Extracted data entries:
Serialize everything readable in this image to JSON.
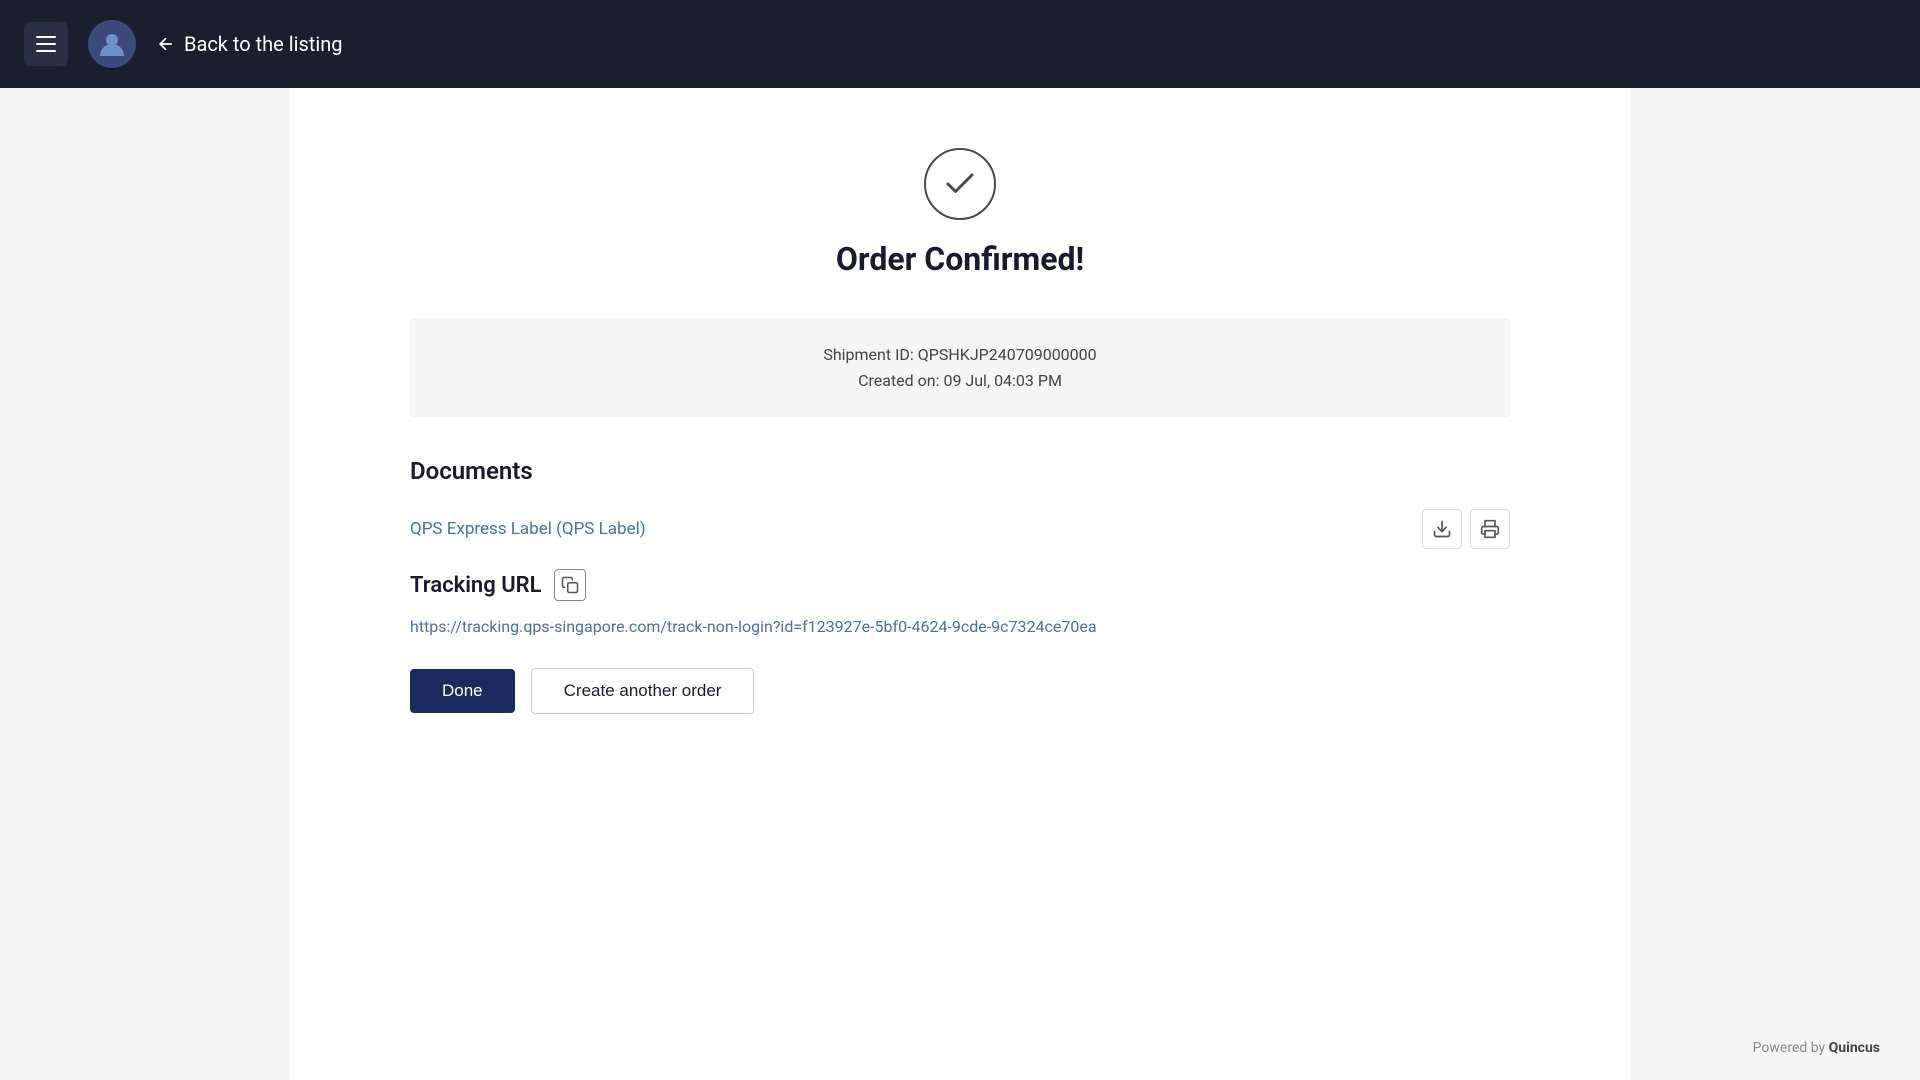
{
  "navbar": {
    "back_label": "Back to the listing"
  },
  "page": {
    "success_icon_alt": "check-circle-icon",
    "order_confirmed_title": "Order Confirmed!",
    "shipment_id_label": "Shipment ID: QPSHKJP240709000000",
    "created_on_label": "Created on: 09 Jul, 04:03 PM",
    "documents_title": "Documents",
    "qps_label_link": "QPS Express Label (QPS Label)",
    "tracking_url_label": "Tracking URL",
    "tracking_url": "https://tracking.qps-singapore.com/track-non-login?id=f123927e-5bf0-4624-9cde-9c7324ce70ea",
    "done_btn_label": "Done",
    "create_order_btn_label": "Create another order"
  },
  "footer": {
    "powered_by": "Powered by ",
    "brand": "Quincus"
  }
}
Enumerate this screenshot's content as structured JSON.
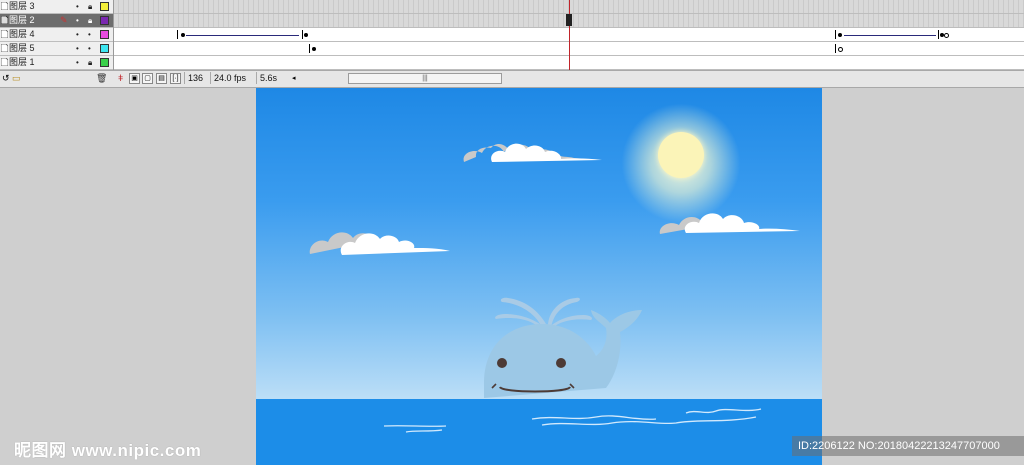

Aim:
Will you restate every entry word for word and omit the images?

Task response:
Serialize everything readable in this image to JSON.
{
  "navbar": {
    "back_label": "Back to the listing"
  },
  "page": {
    "success_icon_alt": "check-circle-icon",
    "order_confirmed_title": "Order Confirmed!",
    "shipment_id_label": "Shipment ID: QPSHKJP240709000000",
    "created_on_label": "Created on: 09 Jul, 04:03 PM",
    "documents_title": "Documents",
    "qps_label_link": "QPS Express Label (QPS Label)",
    "tracking_url_label": "Tracking URL",
    "tracking_url": "https://tracking.qps-singapore.com/track-non-login?id=f123927e-5bf0-4624-9cde-9c7324ce70ea",
    "done_btn_label": "Done",
    "create_order_btn_label": "Create another order"
  },
  "footer": {
    "powered_by": "Powered by ",
    "brand": "Quincus"
  }
}
Enumerate this screenshot's content as structured JSON.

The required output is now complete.